◆ **EXERCISE**
Write out the records again, exactly, leaving none out.

◆ **DATA LINES**
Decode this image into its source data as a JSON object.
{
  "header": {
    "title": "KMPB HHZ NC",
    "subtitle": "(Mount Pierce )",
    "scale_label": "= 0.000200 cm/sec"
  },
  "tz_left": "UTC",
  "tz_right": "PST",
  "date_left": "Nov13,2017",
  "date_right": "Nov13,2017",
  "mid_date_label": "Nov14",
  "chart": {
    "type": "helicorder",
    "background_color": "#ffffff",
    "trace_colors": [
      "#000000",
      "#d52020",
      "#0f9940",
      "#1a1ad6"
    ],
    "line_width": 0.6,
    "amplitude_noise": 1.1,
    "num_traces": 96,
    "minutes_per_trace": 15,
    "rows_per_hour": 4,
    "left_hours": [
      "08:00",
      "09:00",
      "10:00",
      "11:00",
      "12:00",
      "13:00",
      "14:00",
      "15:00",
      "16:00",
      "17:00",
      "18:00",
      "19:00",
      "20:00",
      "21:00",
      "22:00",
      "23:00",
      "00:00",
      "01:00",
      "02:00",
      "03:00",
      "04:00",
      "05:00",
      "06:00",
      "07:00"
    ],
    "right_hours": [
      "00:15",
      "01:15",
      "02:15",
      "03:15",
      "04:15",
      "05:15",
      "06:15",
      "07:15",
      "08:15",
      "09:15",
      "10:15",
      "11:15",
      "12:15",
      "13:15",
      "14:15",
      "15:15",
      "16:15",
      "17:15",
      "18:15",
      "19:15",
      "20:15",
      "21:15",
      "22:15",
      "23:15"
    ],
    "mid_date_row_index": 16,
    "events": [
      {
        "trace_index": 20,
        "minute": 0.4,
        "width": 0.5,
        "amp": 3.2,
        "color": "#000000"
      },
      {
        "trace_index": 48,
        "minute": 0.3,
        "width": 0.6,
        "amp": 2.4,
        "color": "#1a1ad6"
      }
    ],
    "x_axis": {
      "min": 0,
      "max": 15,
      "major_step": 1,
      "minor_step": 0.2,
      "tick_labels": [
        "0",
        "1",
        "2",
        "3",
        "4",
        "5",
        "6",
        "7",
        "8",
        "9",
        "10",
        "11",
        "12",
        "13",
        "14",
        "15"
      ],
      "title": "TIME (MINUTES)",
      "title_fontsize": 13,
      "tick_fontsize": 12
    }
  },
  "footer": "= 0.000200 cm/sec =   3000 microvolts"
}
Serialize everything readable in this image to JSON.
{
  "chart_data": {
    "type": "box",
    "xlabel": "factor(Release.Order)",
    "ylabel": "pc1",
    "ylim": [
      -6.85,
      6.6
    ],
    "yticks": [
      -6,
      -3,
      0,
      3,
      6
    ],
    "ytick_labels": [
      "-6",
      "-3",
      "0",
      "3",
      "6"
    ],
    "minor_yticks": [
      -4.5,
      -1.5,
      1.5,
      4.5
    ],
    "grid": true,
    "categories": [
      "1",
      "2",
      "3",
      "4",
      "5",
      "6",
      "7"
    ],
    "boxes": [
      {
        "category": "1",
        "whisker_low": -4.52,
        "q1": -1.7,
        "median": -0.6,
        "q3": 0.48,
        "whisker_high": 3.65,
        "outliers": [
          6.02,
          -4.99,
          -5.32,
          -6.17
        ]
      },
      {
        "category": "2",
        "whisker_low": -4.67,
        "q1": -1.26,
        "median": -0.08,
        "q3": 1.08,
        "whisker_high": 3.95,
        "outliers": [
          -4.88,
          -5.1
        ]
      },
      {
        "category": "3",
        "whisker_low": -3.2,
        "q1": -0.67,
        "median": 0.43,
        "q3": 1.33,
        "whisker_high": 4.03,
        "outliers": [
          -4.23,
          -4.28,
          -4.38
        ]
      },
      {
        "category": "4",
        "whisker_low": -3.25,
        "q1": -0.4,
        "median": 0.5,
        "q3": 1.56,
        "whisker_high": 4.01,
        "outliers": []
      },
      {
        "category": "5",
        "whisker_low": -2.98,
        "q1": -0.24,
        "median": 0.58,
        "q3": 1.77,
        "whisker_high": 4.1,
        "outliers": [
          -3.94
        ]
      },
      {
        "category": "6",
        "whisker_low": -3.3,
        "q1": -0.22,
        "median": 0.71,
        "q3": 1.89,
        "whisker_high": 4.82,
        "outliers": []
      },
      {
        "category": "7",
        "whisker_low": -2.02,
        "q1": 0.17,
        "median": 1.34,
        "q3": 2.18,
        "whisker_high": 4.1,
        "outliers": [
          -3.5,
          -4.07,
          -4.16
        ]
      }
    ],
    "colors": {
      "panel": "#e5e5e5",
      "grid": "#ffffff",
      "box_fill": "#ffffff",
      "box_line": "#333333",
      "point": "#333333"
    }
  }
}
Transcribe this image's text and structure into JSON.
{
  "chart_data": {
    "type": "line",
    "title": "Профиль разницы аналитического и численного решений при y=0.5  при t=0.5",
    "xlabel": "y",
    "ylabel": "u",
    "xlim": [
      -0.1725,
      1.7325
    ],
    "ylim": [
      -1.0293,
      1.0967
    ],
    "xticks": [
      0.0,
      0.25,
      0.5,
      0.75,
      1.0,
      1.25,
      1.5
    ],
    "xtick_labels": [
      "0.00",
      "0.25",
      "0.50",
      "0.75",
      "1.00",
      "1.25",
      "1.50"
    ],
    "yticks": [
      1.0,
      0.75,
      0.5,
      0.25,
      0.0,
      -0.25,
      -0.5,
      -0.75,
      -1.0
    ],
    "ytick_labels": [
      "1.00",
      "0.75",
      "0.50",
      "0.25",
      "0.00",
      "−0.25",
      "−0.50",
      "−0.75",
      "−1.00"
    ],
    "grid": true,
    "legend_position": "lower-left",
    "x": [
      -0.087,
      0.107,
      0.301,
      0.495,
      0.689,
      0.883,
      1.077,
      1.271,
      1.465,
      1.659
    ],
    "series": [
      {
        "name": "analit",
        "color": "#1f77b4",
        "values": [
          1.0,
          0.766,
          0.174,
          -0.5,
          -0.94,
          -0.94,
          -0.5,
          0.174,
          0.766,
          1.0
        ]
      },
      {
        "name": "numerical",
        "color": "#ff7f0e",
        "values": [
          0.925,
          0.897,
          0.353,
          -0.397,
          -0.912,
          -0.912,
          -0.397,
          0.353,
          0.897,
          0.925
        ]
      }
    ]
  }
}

◆ **REPLY TO THE TASK**
Decode this image into its source data as a JSON object.
{
  "header": {
    "title": "KMPB HHZ NC",
    "subtitle": "(Mount Pierce )",
    "scale_label": "= 0.000200 cm/sec"
  },
  "tz_left": "UTC",
  "tz_right": "PST",
  "date_left": "Nov13,2017",
  "date_right": "Nov13,2017",
  "mid_date_label": "Nov14",
  "chart": {
    "type": "helicorder",
    "background_color": "#ffffff",
    "trace_colors": [
      "#000000",
      "#d52020",
      "#0f9940",
      "#1a1ad6"
    ],
    "line_width": 0.6,
    "amplitude_noise": 1.1,
    "num_traces": 96,
    "minutes_per_trace": 15,
    "rows_per_hour": 4,
    "left_hours": [
      "08:00",
      "09:00",
      "10:00",
      "11:00",
      "12:00",
      "13:00",
      "14:00",
      "15:00",
      "16:00",
      "17:00",
      "18:00",
      "19:00",
      "20:00",
      "21:00",
      "22:00",
      "23:00",
      "00:00",
      "01:00",
      "02:00",
      "03:00",
      "04:00",
      "05:00",
      "06:00",
      "07:00"
    ],
    "right_hours": [
      "00:15",
      "01:15",
      "02:15",
      "03:15",
      "04:15",
      "05:15",
      "06:15",
      "07:15",
      "08:15",
      "09:15",
      "10:15",
      "11:15",
      "12:15",
      "13:15",
      "14:15",
      "15:15",
      "16:15",
      "17:15",
      "18:15",
      "19:15",
      "20:15",
      "21:15",
      "22:15",
      "23:15"
    ],
    "mid_date_row_index": 16,
    "events": [
      {
        "trace_index": 20,
        "minute": 0.4,
        "width": 0.5,
        "amp": 3.2,
        "color": "#000000"
      },
      {
        "trace_index": 48,
        "minute": 0.3,
        "width": 0.6,
        "amp": 2.4,
        "color": "#1a1ad6"
      }
    ],
    "x_axis": {
      "min": 0,
      "max": 15,
      "major_step": 1,
      "minor_step": 0.2,
      "tick_labels": [
        "0",
        "1",
        "2",
        "3",
        "4",
        "5",
        "6",
        "7",
        "8",
        "9",
        "10",
        "11",
        "12",
        "13",
        "14",
        "15"
      ],
      "title": "TIME (MINUTES)",
      "title_fontsize": 13,
      "tick_fontsize": 12
    }
  },
  "footer": "= 0.000200 cm/sec =   3000 microvolts"
}
Serialize everything readable in this image to JSON.
{
  "chart_data": {
    "type": "box",
    "xlabel": "factor(Release.Order)",
    "ylabel": "pc1",
    "ylim": [
      -6.85,
      6.6
    ],
    "yticks": [
      -6,
      -3,
      0,
      3,
      6
    ],
    "ytick_labels": [
      "-6",
      "-3",
      "0",
      "3",
      "6"
    ],
    "minor_yticks": [
      -4.5,
      -1.5,
      1.5,
      4.5
    ],
    "grid": true,
    "categories": [
      "1",
      "2",
      "3",
      "4",
      "5",
      "6",
      "7"
    ],
    "boxes": [
      {
        "category": "1",
        "whisker_low": -4.52,
        "q1": -1.7,
        "median": -0.6,
        "q3": 0.48,
        "whisker_high": 3.65,
        "outliers": [
          6.02,
          -4.99,
          -5.32,
          -6.17
        ]
      },
      {
        "category": "2",
        "whisker_low": -4.67,
        "q1": -1.26,
        "median": -0.08,
        "q3": 1.08,
        "whisker_high": 3.95,
        "outliers": [
          -4.88,
          -5.1
        ]
      },
      {
        "category": "3",
        "whisker_low": -3.2,
        "q1": -0.67,
        "median": 0.43,
        "q3": 1.33,
        "whisker_high": 4.03,
        "outliers": [
          -4.23,
          -4.28,
          -4.38
        ]
      },
      {
        "category": "4",
        "whisker_low": -3.25,
        "q1": -0.4,
        "median": 0.5,
        "q3": 1.56,
        "whisker_high": 4.01,
        "outliers": []
      },
      {
        "category": "5",
        "whisker_low": -2.98,
        "q1": -0.24,
        "median": 0.58,
        "q3": 1.77,
        "whisker_high": 4.1,
        "outliers": [
          -3.94
        ]
      },
      {
        "category": "6",
        "whisker_low": -3.3,
        "q1": -0.22,
        "median": 0.71,
        "q3": 1.89,
        "whisker_high": 4.82,
        "outliers": []
      },
      {
        "category": "7",
        "whisker_low": -2.02,
        "q1": 0.17,
        "median": 1.34,
        "q3": 2.18,
        "whisker_high": 4.1,
        "outliers": [
          -3.5,
          -4.07,
          -4.16
        ]
      }
    ],
    "colors": {
      "panel": "#e5e5e5",
      "grid": "#ffffff",
      "box_fill": "#ffffff",
      "box_line": "#333333",
      "point": "#333333"
    }
  }
}
Transcribe this image's text and structure into JSON.
{
  "chart_data": {
    "type": "line",
    "title": "Профиль разницы аналитического и численного решений при y=0.5  при t=0.5",
    "xlabel": "y",
    "ylabel": "u",
    "xlim": [
      -0.1725,
      1.7325
    ],
    "ylim": [
      -1.0293,
      1.0967
    ],
    "xticks": [
      0.0,
      0.25,
      0.5,
      0.75,
      1.0,
      1.25,
      1.5
    ],
    "xtick_labels": [
      "0.00",
      "0.25",
      "0.50",
      "0.75",
      "1.00",
      "1.25",
      "1.50"
    ],
    "yticks": [
      1.0,
      0.75,
      0.5,
      0.25,
      0.0,
      -0.25,
      -0.5,
      -0.75,
      -1.0
    ],
    "ytick_labels": [
      "1.00",
      "0.75",
      "0.50",
      "0.25",
      "0.00",
      "−0.25",
      "−0.50",
      "−0.75",
      "−1.00"
    ],
    "grid": true,
    "legend_position": "lower-left",
    "x": [
      -0.087,
      0.107,
      0.301,
      0.495,
      0.689,
      0.883,
      1.077,
      1.271,
      1.465,
      1.659
    ],
    "series": [
      {
        "name": "analit",
        "color": "#1f77b4",
        "values": [
          1.0,
          0.766,
          0.174,
          -0.5,
          -0.94,
          -0.94,
          -0.5,
          0.174,
          0.766,
          1.0
        ]
      },
      {
        "name": "numerical",
        "color": "#ff7f0e",
        "values": [
          0.925,
          0.897,
          0.353,
          -0.397,
          -0.912,
          -0.912,
          -0.397,
          0.353,
          0.897,
          0.925
        ]
      }
    ]
  }
}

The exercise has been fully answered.